MATERIAL SHOWN:
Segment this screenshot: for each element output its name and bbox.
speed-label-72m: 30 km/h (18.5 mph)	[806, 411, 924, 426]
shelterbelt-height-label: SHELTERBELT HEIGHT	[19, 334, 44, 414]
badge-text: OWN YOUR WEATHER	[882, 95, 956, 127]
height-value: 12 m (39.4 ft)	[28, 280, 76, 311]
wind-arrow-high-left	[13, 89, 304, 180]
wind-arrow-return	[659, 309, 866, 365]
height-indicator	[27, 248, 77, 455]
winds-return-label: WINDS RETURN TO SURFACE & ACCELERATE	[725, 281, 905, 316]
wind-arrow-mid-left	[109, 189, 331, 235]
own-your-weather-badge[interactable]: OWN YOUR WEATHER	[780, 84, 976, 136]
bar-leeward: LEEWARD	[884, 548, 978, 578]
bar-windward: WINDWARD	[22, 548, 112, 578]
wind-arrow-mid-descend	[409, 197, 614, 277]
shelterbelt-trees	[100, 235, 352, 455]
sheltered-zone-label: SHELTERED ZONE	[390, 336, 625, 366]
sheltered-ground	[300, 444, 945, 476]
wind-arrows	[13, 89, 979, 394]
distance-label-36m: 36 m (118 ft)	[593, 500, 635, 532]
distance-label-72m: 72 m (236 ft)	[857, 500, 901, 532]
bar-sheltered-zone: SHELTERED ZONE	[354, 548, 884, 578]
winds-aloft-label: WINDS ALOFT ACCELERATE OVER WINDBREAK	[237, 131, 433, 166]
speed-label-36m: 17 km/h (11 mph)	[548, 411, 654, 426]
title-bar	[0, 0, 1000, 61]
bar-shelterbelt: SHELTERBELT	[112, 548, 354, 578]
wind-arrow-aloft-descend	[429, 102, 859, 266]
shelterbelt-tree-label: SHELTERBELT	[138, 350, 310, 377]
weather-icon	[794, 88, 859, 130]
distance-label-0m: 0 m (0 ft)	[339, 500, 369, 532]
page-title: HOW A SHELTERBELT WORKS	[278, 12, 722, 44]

OBJECTIVE: Reproduce verbatim the items from their first line through the line containing "189, 331, 235]", including both of those lines.

WRITTEN ANSWER:
Segment this screenshot: for each element output its name and bbox.
speed-label-72m: 30 km/h (18.5 mph)	[806, 411, 924, 426]
shelterbelt-height-label: SHELTERBELT HEIGHT	[19, 334, 44, 414]
badge-text: OWN YOUR WEATHER	[882, 95, 956, 127]
height-value: 12 m (39.4 ft)	[28, 280, 76, 311]
wind-arrow-high-left	[13, 89, 304, 180]
wind-arrow-return	[659, 309, 866, 365]
height-indicator	[27, 248, 77, 455]
winds-return-label: WINDS RETURN TO SURFACE & ACCELERATE	[725, 281, 905, 316]
wind-arrow-mid-left	[109, 189, 331, 235]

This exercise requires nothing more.